Data lines:
————

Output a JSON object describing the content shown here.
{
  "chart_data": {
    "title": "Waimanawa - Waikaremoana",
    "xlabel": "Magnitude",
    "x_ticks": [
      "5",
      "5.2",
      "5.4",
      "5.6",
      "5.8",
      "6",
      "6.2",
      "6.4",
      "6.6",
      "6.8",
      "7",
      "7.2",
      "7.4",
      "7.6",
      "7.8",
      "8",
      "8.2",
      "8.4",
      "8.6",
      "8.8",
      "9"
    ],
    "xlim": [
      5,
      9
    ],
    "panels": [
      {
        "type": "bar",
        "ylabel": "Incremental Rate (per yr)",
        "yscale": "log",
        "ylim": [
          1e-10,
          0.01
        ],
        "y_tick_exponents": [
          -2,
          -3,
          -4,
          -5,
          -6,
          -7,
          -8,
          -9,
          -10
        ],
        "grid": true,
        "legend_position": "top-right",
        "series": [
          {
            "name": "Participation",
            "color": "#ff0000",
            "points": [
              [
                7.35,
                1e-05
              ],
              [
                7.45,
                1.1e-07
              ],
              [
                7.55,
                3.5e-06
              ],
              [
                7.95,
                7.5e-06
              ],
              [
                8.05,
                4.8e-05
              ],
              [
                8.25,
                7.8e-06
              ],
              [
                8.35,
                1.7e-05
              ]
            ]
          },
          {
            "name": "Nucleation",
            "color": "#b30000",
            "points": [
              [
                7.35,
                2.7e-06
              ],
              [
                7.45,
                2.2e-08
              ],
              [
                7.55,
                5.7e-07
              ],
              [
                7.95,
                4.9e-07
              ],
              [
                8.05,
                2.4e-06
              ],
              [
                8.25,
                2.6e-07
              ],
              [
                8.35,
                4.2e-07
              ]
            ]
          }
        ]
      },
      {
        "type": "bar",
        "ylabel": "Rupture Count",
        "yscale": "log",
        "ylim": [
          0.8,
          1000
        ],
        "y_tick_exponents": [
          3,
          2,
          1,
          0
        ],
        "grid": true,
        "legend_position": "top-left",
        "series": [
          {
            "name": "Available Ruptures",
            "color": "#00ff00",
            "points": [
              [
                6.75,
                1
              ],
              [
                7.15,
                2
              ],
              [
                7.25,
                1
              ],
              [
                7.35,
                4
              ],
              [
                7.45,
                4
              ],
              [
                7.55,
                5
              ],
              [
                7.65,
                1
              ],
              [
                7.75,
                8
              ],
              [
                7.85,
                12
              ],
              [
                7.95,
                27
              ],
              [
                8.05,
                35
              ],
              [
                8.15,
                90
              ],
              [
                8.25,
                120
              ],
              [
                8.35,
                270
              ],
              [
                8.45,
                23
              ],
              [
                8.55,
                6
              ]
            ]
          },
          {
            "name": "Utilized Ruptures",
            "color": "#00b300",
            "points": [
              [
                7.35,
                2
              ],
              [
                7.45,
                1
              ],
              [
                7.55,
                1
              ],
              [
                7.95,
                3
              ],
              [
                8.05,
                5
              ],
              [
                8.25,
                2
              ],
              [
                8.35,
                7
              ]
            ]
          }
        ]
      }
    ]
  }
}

————

Task:
Output the entries verbatim.

The reply:
Output a JSON object describing the content shown here.
{
  "chart_data": {
    "title": "Waimanawa - Waikaremoana",
    "xlabel": "Magnitude",
    "x_ticks": [
      "5",
      "5.2",
      "5.4",
      "5.6",
      "5.8",
      "6",
      "6.2",
      "6.4",
      "6.6",
      "6.8",
      "7",
      "7.2",
      "7.4",
      "7.6",
      "7.8",
      "8",
      "8.2",
      "8.4",
      "8.6",
      "8.8",
      "9"
    ],
    "xlim": [
      5,
      9
    ],
    "panels": [
      {
        "type": "bar",
        "ylabel": "Incremental Rate (per yr)",
        "yscale": "log",
        "ylim": [
          1e-10,
          0.01
        ],
        "y_tick_exponents": [
          -2,
          -3,
          -4,
          -5,
          -6,
          -7,
          -8,
          -9,
          -10
        ],
        "grid": true,
        "legend_position": "top-right",
        "series": [
          {
            "name": "Participation",
            "color": "#ff0000",
            "points": [
              [
                7.35,
                1e-05
              ],
              [
                7.45,
                1.1e-07
              ],
              [
                7.55,
                3.5e-06
              ],
              [
                7.95,
                7.5e-06
              ],
              [
                8.05,
                4.8e-05
              ],
              [
                8.25,
                7.8e-06
              ],
              [
                8.35,
                1.7e-05
              ]
            ]
          },
          {
            "name": "Nucleation",
            "color": "#b30000",
            "points": [
              [
                7.35,
                2.7e-06
              ],
              [
                7.45,
                2.2e-08
              ],
              [
                7.55,
                5.7e-07
              ],
              [
                7.95,
                4.9e-07
              ],
              [
                8.05,
                2.4e-06
              ],
              [
                8.25,
                2.6e-07
              ],
              [
                8.35,
                4.2e-07
              ]
            ]
          }
        ]
      },
      {
        "type": "bar",
        "ylabel": "Rupture Count",
        "yscale": "log",
        "ylim": [
          0.8,
          1000
        ],
        "y_tick_exponents": [
          3,
          2,
          1,
          0
        ],
        "grid": true,
        "legend_position": "top-left",
        "series": [
          {
            "name": "Available Ruptures",
            "color": "#00ff00",
            "points": [
              [
                6.75,
                1
              ],
              [
                7.15,
                2
              ],
              [
                7.25,
                1
              ],
              [
                7.35,
                4
              ],
              [
                7.45,
                4
              ],
              [
                7.55,
                5
              ],
              [
                7.65,
                1
              ],
              [
                7.75,
                8
              ],
              [
                7.85,
                12
              ],
              [
                7.95,
                27
              ],
              [
                8.05,
                35
              ],
              [
                8.15,
                90
              ],
              [
                8.25,
                120
              ],
              [
                8.35,
                270
              ],
              [
                8.45,
                23
              ],
              [
                8.55,
                6
              ]
            ]
          },
          {
            "name": "Utilized Ruptures",
            "color": "#00b300",
            "points": [
              [
                7.35,
                2
              ],
              [
                7.45,
                1
              ],
              [
                7.55,
                1
              ],
              [
                7.95,
                3
              ],
              [
                8.05,
                5
              ],
              [
                8.25,
                2
              ],
              [
                8.35,
                7
              ]
            ]
          }
        ]
      }
    ]
  }
}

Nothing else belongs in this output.